The listing beneath should be written out in full, exactly as shown.
****************************************
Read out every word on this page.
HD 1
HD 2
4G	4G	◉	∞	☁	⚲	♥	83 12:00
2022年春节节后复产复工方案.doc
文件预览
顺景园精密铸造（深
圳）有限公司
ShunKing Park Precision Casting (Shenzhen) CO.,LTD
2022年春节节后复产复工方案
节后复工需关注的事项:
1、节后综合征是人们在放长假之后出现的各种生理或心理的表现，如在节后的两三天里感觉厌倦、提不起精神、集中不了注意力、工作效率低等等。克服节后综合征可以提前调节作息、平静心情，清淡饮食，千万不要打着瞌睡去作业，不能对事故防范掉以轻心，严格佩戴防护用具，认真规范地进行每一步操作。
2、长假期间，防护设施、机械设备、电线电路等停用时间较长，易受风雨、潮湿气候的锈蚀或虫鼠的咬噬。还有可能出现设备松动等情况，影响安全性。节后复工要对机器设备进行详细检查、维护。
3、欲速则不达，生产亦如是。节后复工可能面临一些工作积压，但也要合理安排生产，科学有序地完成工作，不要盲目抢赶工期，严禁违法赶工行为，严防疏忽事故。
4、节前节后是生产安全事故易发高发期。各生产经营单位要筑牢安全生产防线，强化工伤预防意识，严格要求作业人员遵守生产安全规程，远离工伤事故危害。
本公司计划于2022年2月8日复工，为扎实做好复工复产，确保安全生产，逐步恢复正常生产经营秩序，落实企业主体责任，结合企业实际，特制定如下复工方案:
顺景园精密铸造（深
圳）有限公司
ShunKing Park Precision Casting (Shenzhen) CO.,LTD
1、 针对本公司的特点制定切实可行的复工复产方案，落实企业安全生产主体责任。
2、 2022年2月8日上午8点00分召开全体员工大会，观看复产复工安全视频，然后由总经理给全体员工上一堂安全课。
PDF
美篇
****************************************
ANSWER TO THIS PROBLEM:
Read out every word on this page.
HD 1
HD 2
4G	4G	◉	∞	☁	⚲	♥	83 12:00
2022年春节节后复产复工方案.doc
文件预览
顺景园精密铸造（深
圳）有限公司
ShunKing Park Precision Casting (Shenzhen) CO.,LTD
2022年春节节后复产复工方案
节后复工需关注的事项:
1、节后综合征是人们在放长假之后出现的各种生理或心理的表现，如在节后的两三天里感觉厌倦、提不起精神、集中不了注意力、工作效率低等等。克服节后综合征可以提前调节作息、平静心情，清淡饮食，千万不要打着瞌睡去作业，不能对事故防范掉以轻心，严格佩戴防护用具，认真规范地进行每一步操作。
2、长假期间，防护设施、机械设备、电线电路等停用时间较长，易受风雨、潮湿气候的锈蚀或虫鼠的咬噬。还有可能出现设备松动等情况，影响安全性。节后复工要对机器设备进行详细检查、维护。
3、欲速则不达，生产亦如是。节后复工可能面临一些工作积压，但也要合理安排生产，科学有序地完成工作，不要盲目抢赶工期，严禁违法赶工行为，严防疏忽事故。
4、节前节后是生产安全事故易发高发期。各生产经营单位要筑牢安全生产防线，强化工伤预防意识，严格要求作业人员遵守生产安全规程，远离工伤事故危害。
本公司计划于2022年2月8日复工，为扎实做好复工复产，确保安全生产，逐步恢复正常生产经营秩序，落实企业主体责任，结合企业实际，特制定如下复工方案:
顺景园精密铸造（深
圳）有限公司
ShunKing Park Precision Casting (Shenzhen) CO.,LTD
1、 针对本公司的特点制定切实可行的复工复产方案，落实企业安全生产主体责任。
2、 2022年2月8日上午8点00分召开全体员工大会，观看复产复工安全视频，然后由总经理给全体员工上一堂安全课。
PDF
美篇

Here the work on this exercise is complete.